_EXERCISE_.
Write out the data below in full. Keep it exact.

-=-=-

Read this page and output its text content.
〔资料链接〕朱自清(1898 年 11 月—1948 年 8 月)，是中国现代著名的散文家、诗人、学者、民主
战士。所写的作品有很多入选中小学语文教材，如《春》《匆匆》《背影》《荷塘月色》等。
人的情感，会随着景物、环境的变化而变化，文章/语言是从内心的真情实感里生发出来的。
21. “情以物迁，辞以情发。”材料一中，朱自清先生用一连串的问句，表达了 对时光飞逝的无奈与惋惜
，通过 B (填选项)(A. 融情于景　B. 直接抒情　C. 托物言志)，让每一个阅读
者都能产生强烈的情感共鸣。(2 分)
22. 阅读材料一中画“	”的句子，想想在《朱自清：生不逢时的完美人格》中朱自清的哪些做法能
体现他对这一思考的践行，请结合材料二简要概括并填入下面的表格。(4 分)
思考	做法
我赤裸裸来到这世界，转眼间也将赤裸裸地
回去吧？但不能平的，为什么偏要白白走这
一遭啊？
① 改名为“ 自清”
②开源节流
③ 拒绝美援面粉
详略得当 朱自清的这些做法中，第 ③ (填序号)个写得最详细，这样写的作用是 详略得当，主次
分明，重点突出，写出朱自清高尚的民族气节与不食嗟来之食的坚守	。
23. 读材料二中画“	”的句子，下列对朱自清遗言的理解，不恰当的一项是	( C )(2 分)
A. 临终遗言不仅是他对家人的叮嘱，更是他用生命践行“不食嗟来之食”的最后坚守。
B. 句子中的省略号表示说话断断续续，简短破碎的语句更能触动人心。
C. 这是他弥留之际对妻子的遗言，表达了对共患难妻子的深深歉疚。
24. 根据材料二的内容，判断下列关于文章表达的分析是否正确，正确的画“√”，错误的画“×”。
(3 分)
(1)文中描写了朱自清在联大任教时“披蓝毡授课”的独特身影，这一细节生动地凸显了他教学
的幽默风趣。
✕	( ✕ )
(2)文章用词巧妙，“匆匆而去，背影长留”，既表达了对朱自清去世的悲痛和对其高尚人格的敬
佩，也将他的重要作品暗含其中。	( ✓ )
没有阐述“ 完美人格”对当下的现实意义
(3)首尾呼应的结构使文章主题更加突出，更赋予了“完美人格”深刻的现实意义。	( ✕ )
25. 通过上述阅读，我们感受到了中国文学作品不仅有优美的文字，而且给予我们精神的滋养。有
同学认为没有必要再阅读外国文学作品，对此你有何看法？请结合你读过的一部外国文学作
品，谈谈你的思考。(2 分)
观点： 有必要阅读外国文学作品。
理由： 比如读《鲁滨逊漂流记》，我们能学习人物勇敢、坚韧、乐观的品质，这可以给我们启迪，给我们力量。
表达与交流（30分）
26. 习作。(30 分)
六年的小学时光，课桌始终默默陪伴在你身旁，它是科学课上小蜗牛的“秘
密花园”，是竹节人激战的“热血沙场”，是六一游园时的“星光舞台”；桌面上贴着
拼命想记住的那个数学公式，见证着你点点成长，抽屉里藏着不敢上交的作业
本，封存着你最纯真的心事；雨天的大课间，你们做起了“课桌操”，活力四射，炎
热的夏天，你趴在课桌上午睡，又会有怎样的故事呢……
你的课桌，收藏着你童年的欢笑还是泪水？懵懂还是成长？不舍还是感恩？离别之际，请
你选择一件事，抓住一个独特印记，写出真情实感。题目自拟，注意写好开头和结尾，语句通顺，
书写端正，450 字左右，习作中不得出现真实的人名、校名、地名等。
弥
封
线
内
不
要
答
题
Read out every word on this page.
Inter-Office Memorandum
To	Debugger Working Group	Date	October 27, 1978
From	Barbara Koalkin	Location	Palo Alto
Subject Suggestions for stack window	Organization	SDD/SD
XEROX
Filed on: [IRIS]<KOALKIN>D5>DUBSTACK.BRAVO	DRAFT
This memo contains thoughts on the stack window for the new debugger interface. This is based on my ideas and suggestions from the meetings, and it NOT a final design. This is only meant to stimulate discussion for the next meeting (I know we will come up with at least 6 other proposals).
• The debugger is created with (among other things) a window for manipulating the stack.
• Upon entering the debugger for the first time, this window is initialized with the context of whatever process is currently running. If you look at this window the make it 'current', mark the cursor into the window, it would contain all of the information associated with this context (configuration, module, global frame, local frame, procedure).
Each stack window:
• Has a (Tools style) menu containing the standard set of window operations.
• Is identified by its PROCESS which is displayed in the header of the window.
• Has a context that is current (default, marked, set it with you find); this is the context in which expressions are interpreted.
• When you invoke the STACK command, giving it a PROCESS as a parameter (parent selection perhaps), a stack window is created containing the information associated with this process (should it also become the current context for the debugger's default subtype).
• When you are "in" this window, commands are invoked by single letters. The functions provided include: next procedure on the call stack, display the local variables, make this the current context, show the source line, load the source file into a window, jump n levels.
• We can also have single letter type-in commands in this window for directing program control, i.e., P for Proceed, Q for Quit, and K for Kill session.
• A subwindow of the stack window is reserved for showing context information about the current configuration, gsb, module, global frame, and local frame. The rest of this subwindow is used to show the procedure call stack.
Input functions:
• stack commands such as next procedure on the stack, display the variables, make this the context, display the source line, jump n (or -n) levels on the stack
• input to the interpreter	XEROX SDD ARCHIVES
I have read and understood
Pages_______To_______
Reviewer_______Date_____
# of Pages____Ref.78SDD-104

-=-=-

_THE REPLY_.
Read this page and output its text content.
〔资料链接〕朱自清(1898 年 11 月—1948 年 8 月)，是中国现代著名的散文家、诗人、学者、民主
战士。所写的作品有很多入选中小学语文教材，如《春》《匆匆》《背影》《荷塘月色》等。
人的情感，会随着景物、环境的变化而变化，文章/语言是从内心的真情实感里生发出来的。
21. “情以物迁，辞以情发。”材料一中，朱自清先生用一连串的问句，表达了 对时光飞逝的无奈与惋惜
，通过 B (填选项)(A. 融情于景　B. 直接抒情　C. 托物言志)，让每一个阅读
者都能产生强烈的情感共鸣。(2 分)
22. 阅读材料一中画“	”的句子，想想在《朱自清：生不逢时的完美人格》中朱自清的哪些做法能
体现他对这一思考的践行，请结合材料二简要概括并填入下面的表格。(4 分)
思考	做法
我赤裸裸来到这世界，转眼间也将赤裸裸地
回去吧？但不能平的，为什么偏要白白走这
一遭啊？
① 改名为“ 自清”
②开源节流
③ 拒绝美援面粉
详略得当 朱自清的这些做法中，第 ③ (填序号)个写得最详细，这样写的作用是 详略得当，主次
分明，重点突出，写出朱自清高尚的民族气节与不食嗟来之食的坚守	。
23. 读材料二中画“	”的句子，下列对朱自清遗言的理解，不恰当的一项是	( C )(2 分)
A. 临终遗言不仅是他对家人的叮嘱，更是他用生命践行“不食嗟来之食”的最后坚守。
B. 句子中的省略号表示说话断断续续，简短破碎的语句更能触动人心。
C. 这是他弥留之际对妻子的遗言，表达了对共患难妻子的深深歉疚。
24. 根据材料二的内容，判断下列关于文章表达的分析是否正确，正确的画“√”，错误的画“×”。
(3 分)
(1)文中描写了朱自清在联大任教时“披蓝毡授课”的独特身影，这一细节生动地凸显了他教学
的幽默风趣。
✕	( ✕ )
(2)文章用词巧妙，“匆匆而去，背影长留”，既表达了对朱自清去世的悲痛和对其高尚人格的敬
佩，也将他的重要作品暗含其中。	( ✓ )
没有阐述“ 完美人格”对当下的现实意义
(3)首尾呼应的结构使文章主题更加突出，更赋予了“完美人格”深刻的现实意义。	( ✕ )
25. 通过上述阅读，我们感受到了中国文学作品不仅有优美的文字，而且给予我们精神的滋养。有
同学认为没有必要再阅读外国文学作品，对此你有何看法？请结合你读过的一部外国文学作
品，谈谈你的思考。(2 分)
观点： 有必要阅读外国文学作品。
理由： 比如读《鲁滨逊漂流记》，我们能学习人物勇敢、坚韧、乐观的品质，这可以给我们启迪，给我们力量。
表达与交流（30分）
26. 习作。(30 分)
六年的小学时光，课桌始终默默陪伴在你身旁，它是科学课上小蜗牛的“秘
密花园”，是竹节人激战的“热血沙场”，是六一游园时的“星光舞台”；桌面上贴着
拼命想记住的那个数学公式，见证着你点点成长，抽屉里藏着不敢上交的作业
本，封存着你最纯真的心事；雨天的大课间，你们做起了“课桌操”，活力四射，炎
热的夏天，你趴在课桌上午睡，又会有怎样的故事呢……
你的课桌，收藏着你童年的欢笑还是泪水？懵懂还是成长？不舍还是感恩？离别之际，请
你选择一件事，抓住一个独特印记，写出真情实感。题目自拟，注意写好开头和结尾，语句通顺，
书写端正，450 字左右，习作中不得出现真实的人名、校名、地名等。
弥
封
线
内
不
要
答
题
Read out every word on this page.
Inter-Office Memorandum
To	Debugger Working Group	Date	October 27, 1978
From	Barbara Koalkin	Location	Palo Alto
Subject Suggestions for stack window	Organization	SDD/SD
XEROX
Filed on: [IRIS]<KOALKIN>D5>DUBSTACK.BRAVO	DRAFT
This memo contains thoughts on the stack window for the new debugger interface. This is based on my ideas and suggestions from the meetings, and it NOT a final design. This is only meant to stimulate discussion for the next meeting (I know we will come up with at least 6 other proposals).
• The debugger is created with (among other things) a window for manipulating the stack.
• Upon entering the debugger for the first time, this window is initialized with the context of whatever process is currently running. If you look at this window the make it 'current', mark the cursor into the window, it would contain all of the information associated with this context (configuration, module, global frame, local frame, procedure).
Each stack window:
• Has a (Tools style) menu containing the standard set of window operations.
• Is identified by its PROCESS which is displayed in the header of the window.
• Has a context that is current (default, marked, set it with you find); this is the context in which expressions are interpreted.
• When you invoke the STACK command, giving it a PROCESS as a parameter (parent selection perhaps), a stack window is created containing the information associated with this process (should it also become the current context for the debugger's default subtype).
• When you are "in" this window, commands are invoked by single letters. The functions provided include: next procedure on the call stack, display the local variables, make this the current context, show the source line, load the source file into a window, jump n levels.
• We can also have single letter type-in commands in this window for directing program control, i.e., P for Proceed, Q for Quit, and K for Kill session.
• A subwindow of the stack window is reserved for showing context information about the current configuration, gsb, module, global frame, and local frame. The rest of this subwindow is used to show the procedure call stack.
Input functions:
• stack commands such as next procedure on the stack, display the variables, make this the context, display the source line, jump n (or -n) levels on the stack
• input to the interpreter	XEROX SDD ARCHIVES
I have read and understood
Pages_______To_______
Reviewer_______Date_____
# of Pages____Ref.78SDD-104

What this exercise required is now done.